* EXERCISE *
Of the lines in these entries, how many contain the string "Perpetual"? Give the number and nothing else.

* DATASET *
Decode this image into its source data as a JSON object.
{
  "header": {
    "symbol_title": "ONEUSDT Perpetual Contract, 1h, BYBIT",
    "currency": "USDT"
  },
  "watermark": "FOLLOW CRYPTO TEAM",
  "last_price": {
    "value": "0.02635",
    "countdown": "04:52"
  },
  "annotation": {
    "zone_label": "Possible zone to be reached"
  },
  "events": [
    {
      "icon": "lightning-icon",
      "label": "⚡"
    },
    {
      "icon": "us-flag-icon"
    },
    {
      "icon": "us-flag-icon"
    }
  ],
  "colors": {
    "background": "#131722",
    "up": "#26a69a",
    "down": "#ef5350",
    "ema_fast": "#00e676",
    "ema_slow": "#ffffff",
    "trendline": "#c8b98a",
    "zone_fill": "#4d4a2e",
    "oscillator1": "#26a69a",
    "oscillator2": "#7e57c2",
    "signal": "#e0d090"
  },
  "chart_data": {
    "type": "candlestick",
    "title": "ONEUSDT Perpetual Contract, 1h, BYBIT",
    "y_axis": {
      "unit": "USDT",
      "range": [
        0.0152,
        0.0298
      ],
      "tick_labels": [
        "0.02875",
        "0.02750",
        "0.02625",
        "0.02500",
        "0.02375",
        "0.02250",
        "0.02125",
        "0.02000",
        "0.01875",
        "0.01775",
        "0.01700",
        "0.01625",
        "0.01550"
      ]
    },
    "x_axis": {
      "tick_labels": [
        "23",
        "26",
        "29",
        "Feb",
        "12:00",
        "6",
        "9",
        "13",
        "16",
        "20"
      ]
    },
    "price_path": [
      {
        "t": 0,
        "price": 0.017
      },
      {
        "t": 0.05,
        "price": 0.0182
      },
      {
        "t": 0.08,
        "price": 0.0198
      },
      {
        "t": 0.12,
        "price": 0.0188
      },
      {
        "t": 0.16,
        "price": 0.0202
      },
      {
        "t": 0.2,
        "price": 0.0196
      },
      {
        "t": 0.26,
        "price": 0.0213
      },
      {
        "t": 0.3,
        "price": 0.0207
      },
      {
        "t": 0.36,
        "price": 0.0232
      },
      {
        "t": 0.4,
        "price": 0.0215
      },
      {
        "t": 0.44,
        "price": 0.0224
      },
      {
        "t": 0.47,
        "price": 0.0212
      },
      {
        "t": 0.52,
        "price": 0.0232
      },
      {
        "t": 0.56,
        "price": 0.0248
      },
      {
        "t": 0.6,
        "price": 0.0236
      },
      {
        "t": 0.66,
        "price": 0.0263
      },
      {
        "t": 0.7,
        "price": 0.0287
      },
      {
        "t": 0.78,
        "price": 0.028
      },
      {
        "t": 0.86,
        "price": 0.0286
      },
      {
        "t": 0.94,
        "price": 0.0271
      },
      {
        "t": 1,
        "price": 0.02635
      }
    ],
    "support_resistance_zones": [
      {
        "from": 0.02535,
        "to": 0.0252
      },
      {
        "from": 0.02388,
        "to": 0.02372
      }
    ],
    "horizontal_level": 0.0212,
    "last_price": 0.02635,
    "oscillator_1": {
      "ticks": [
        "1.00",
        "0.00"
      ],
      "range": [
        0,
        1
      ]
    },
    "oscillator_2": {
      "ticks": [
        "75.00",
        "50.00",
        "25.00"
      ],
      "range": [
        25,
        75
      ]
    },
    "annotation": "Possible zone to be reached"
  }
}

* RESULT OF THIS EXERCISE *
2